Directions for this task:
Without altering anything, repeat each of the records.

Excerpted data:

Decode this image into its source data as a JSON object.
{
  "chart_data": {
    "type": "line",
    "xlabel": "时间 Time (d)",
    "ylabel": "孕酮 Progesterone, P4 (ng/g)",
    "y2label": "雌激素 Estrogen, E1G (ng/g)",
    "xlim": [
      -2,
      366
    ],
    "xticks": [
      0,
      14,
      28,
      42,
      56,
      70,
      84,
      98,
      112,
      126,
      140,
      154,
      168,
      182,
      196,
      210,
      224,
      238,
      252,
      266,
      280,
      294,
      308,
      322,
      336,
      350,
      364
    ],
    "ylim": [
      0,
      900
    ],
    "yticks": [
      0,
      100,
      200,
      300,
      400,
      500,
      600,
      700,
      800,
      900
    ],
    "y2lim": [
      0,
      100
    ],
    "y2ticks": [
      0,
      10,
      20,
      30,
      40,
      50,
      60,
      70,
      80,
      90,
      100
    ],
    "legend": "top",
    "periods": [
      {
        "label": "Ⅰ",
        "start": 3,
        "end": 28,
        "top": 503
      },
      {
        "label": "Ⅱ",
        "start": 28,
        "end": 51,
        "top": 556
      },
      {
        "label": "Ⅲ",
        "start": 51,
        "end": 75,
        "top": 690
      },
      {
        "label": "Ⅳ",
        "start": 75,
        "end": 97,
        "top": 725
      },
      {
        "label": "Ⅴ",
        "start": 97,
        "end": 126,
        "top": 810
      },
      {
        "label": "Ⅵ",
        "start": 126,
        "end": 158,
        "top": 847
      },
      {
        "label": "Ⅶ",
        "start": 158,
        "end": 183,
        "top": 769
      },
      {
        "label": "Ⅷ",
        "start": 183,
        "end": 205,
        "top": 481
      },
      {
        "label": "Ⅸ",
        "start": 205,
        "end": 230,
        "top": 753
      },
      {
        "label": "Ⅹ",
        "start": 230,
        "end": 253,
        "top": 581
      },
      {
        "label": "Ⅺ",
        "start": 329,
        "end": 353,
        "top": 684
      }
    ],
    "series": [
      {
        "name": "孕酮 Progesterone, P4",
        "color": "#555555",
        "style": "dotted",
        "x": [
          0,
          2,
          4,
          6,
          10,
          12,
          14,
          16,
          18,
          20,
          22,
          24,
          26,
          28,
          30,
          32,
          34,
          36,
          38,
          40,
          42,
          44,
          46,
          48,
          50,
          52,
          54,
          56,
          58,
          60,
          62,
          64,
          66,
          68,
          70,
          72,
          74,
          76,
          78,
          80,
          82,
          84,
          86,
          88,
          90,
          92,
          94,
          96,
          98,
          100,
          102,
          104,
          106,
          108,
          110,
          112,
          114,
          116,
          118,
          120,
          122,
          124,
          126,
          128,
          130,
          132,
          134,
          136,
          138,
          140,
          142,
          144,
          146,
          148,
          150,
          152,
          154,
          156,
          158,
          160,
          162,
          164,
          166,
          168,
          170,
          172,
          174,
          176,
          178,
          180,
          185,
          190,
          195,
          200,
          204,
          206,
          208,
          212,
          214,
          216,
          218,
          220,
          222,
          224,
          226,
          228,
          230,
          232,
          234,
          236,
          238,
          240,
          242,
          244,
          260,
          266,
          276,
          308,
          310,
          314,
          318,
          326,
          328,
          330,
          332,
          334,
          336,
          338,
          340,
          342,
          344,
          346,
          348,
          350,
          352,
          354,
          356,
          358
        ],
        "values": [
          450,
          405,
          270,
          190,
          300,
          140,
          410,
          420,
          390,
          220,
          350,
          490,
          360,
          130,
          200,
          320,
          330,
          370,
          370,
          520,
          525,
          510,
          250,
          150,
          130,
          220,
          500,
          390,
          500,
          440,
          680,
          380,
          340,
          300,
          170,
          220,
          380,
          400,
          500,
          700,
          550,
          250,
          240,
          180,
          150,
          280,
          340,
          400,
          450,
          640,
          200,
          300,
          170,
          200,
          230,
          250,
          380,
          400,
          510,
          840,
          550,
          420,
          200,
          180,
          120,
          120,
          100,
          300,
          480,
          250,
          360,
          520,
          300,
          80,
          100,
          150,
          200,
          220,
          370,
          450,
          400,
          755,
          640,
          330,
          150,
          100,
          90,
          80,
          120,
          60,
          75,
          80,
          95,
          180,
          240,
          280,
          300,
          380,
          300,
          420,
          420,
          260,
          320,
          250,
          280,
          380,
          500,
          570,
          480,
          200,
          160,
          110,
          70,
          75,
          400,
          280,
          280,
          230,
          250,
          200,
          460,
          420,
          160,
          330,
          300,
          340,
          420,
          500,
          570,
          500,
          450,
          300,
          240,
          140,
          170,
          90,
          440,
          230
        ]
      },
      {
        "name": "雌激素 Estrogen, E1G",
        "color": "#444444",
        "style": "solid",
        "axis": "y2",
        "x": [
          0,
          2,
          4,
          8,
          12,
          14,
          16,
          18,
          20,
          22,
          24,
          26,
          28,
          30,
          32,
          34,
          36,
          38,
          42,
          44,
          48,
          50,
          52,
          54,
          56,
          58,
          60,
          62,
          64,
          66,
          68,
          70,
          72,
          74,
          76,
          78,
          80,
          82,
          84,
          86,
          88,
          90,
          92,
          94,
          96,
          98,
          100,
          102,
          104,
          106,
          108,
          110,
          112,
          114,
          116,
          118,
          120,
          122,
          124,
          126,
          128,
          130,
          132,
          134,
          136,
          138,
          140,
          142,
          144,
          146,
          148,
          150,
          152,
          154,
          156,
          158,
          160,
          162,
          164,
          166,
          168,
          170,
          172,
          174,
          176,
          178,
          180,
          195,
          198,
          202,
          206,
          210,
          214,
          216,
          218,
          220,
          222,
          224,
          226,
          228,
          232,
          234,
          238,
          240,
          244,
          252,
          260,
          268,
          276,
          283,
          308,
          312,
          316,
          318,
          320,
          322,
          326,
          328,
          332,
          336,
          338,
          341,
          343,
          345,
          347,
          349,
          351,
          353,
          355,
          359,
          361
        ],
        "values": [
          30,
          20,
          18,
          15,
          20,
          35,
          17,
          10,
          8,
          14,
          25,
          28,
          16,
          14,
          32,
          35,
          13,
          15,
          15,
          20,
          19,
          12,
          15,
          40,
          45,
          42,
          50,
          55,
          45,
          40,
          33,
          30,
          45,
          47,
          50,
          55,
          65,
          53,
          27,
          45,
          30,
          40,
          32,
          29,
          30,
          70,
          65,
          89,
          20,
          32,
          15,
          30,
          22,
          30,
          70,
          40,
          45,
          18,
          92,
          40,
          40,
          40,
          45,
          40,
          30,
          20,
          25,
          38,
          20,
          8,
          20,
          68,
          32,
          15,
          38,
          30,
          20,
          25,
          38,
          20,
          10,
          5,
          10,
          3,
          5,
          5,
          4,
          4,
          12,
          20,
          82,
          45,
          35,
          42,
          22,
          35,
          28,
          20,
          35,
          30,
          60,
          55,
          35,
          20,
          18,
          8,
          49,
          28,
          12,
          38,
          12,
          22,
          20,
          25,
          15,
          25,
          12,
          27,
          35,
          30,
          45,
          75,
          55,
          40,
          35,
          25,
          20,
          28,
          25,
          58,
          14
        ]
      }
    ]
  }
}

Solution to this problem:
Decode this image into its source data as a JSON object.
{
  "chart_data": {
    "type": "line",
    "xlabel": "时间 Time (d)",
    "ylabel": "孕酮 Progesterone, P4 (ng/g)",
    "y2label": "雌激素 Estrogen, E1G (ng/g)",
    "xlim": [
      -2,
      366
    ],
    "xticks": [
      0,
      14,
      28,
      42,
      56,
      70,
      84,
      98,
      112,
      126,
      140,
      154,
      168,
      182,
      196,
      210,
      224,
      238,
      252,
      266,
      280,
      294,
      308,
      322,
      336,
      350,
      364
    ],
    "ylim": [
      0,
      900
    ],
    "yticks": [
      0,
      100,
      200,
      300,
      400,
      500,
      600,
      700,
      800,
      900
    ],
    "y2lim": [
      0,
      100
    ],
    "y2ticks": [
      0,
      10,
      20,
      30,
      40,
      50,
      60,
      70,
      80,
      90,
      100
    ],
    "legend": "top",
    "periods": [
      {
        "label": "Ⅰ",
        "start": 3,
        "end": 28,
        "top": 503
      },
      {
        "label": "Ⅱ",
        "start": 28,
        "end": 51,
        "top": 556
      },
      {
        "label": "Ⅲ",
        "start": 51,
        "end": 75,
        "top": 690
      },
      {
        "label": "Ⅳ",
        "start": 75,
        "end": 97,
        "top": 725
      },
      {
        "label": "Ⅴ",
        "start": 97,
        "end": 126,
        "top": 810
      },
      {
        "label": "Ⅵ",
        "start": 126,
        "end": 158,
        "top": 847
      },
      {
        "label": "Ⅶ",
        "start": 158,
        "end": 183,
        "top": 769
      },
      {
        "label": "Ⅷ",
        "start": 183,
        "end": 205,
        "top": 481
      },
      {
        "label": "Ⅸ",
        "start": 205,
        "end": 230,
        "top": 753
      },
      {
        "label": "Ⅹ",
        "start": 230,
        "end": 253,
        "top": 581
      },
      {
        "label": "Ⅺ",
        "start": 329,
        "end": 353,
        "top": 684
      }
    ],
    "series": [
      {
        "name": "孕酮 Progesterone, P4",
        "color": "#555555",
        "style": "dotted",
        "x": [
          0,
          2,
          4,
          6,
          10,
          12,
          14,
          16,
          18,
          20,
          22,
          24,
          26,
          28,
          30,
          32,
          34,
          36,
          38,
          40,
          42,
          44,
          46,
          48,
          50,
          52,
          54,
          56,
          58,
          60,
          62,
          64,
          66,
          68,
          70,
          72,
          74,
          76,
          78,
          80,
          82,
          84,
          86,
          88,
          90,
          92,
          94,
          96,
          98,
          100,
          102,
          104,
          106,
          108,
          110,
          112,
          114,
          116,
          118,
          120,
          122,
          124,
          126,
          128,
          130,
          132,
          134,
          136,
          138,
          140,
          142,
          144,
          146,
          148,
          150,
          152,
          154,
          156,
          158,
          160,
          162,
          164,
          166,
          168,
          170,
          172,
          174,
          176,
          178,
          180,
          185,
          190,
          195,
          200,
          204,
          206,
          208,
          212,
          214,
          216,
          218,
          220,
          222,
          224,
          226,
          228,
          230,
          232,
          234,
          236,
          238,
          240,
          242,
          244,
          260,
          266,
          276,
          308,
          310,
          314,
          318,
          326,
          328,
          330,
          332,
          334,
          336,
          338,
          340,
          342,
          344,
          346,
          348,
          350,
          352,
          354,
          356,
          358
        ],
        "values": [
          450,
          405,
          270,
          190,
          300,
          140,
          410,
          420,
          390,
          220,
          350,
          490,
          360,
          130,
          200,
          320,
          330,
          370,
          370,
          520,
          525,
          510,
          250,
          150,
          130,
          220,
          500,
          390,
          500,
          440,
          680,
          380,
          340,
          300,
          170,
          220,
          380,
          400,
          500,
          700,
          550,
          250,
          240,
          180,
          150,
          280,
          340,
          400,
          450,
          640,
          200,
          300,
          170,
          200,
          230,
          250,
          380,
          400,
          510,
          840,
          550,
          420,
          200,
          180,
          120,
          120,
          100,
          300,
          480,
          250,
          360,
          520,
          300,
          80,
          100,
          150,
          200,
          220,
          370,
          450,
          400,
          755,
          640,
          330,
          150,
          100,
          90,
          80,
          120,
          60,
          75,
          80,
          95,
          180,
          240,
          280,
          300,
          380,
          300,
          420,
          420,
          260,
          320,
          250,
          280,
          380,
          500,
          570,
          480,
          200,
          160,
          110,
          70,
          75,
          400,
          280,
          280,
          230,
          250,
          200,
          460,
          420,
          160,
          330,
          300,
          340,
          420,
          500,
          570,
          500,
          450,
          300,
          240,
          140,
          170,
          90,
          440,
          230
        ]
      },
      {
        "name": "雌激素 Estrogen, E1G",
        "color": "#444444",
        "style": "solid",
        "axis": "y2",
        "x": [
          0,
          2,
          4,
          8,
          12,
          14,
          16,
          18,
          20,
          22,
          24,
          26,
          28,
          30,
          32,
          34,
          36,
          38,
          42,
          44,
          48,
          50,
          52,
          54,
          56,
          58,
          60,
          62,
          64,
          66,
          68,
          70,
          72,
          74,
          76,
          78,
          80,
          82,
          84,
          86,
          88,
          90,
          92,
          94,
          96,
          98,
          100,
          102,
          104,
          106,
          108,
          110,
          112,
          114,
          116,
          118,
          120,
          122,
          124,
          126,
          128,
          130,
          132,
          134,
          136,
          138,
          140,
          142,
          144,
          146,
          148,
          150,
          152,
          154,
          156,
          158,
          160,
          162,
          164,
          166,
          168,
          170,
          172,
          174,
          176,
          178,
          180,
          195,
          198,
          202,
          206,
          210,
          214,
          216,
          218,
          220,
          222,
          224,
          226,
          228,
          232,
          234,
          238,
          240,
          244,
          252,
          260,
          268,
          276,
          283,
          308,
          312,
          316,
          318,
          320,
          322,
          326,
          328,
          332,
          336,
          338,
          341,
          343,
          345,
          347,
          349,
          351,
          353,
          355,
          359,
          361
        ],
        "values": [
          30,
          20,
          18,
          15,
          20,
          35,
          17,
          10,
          8,
          14,
          25,
          28,
          16,
          14,
          32,
          35,
          13,
          15,
          15,
          20,
          19,
          12,
          15,
          40,
          45,
          42,
          50,
          55,
          45,
          40,
          33,
          30,
          45,
          47,
          50,
          55,
          65,
          53,
          27,
          45,
          30,
          40,
          32,
          29,
          30,
          70,
          65,
          89,
          20,
          32,
          15,
          30,
          22,
          30,
          70,
          40,
          45,
          18,
          92,
          40,
          40,
          40,
          45,
          40,
          30,
          20,
          25,
          38,
          20,
          8,
          20,
          68,
          32,
          15,
          38,
          30,
          20,
          25,
          38,
          20,
          10,
          5,
          10,
          3,
          5,
          5,
          4,
          4,
          12,
          20,
          82,
          45,
          35,
          42,
          22,
          35,
          28,
          20,
          35,
          30,
          60,
          55,
          35,
          20,
          18,
          8,
          49,
          28,
          12,
          38,
          12,
          22,
          20,
          25,
          15,
          25,
          12,
          27,
          35,
          30,
          45,
          75,
          55,
          40,
          35,
          25,
          20,
          28,
          25,
          58,
          14
        ]
      }
    ]
  }
}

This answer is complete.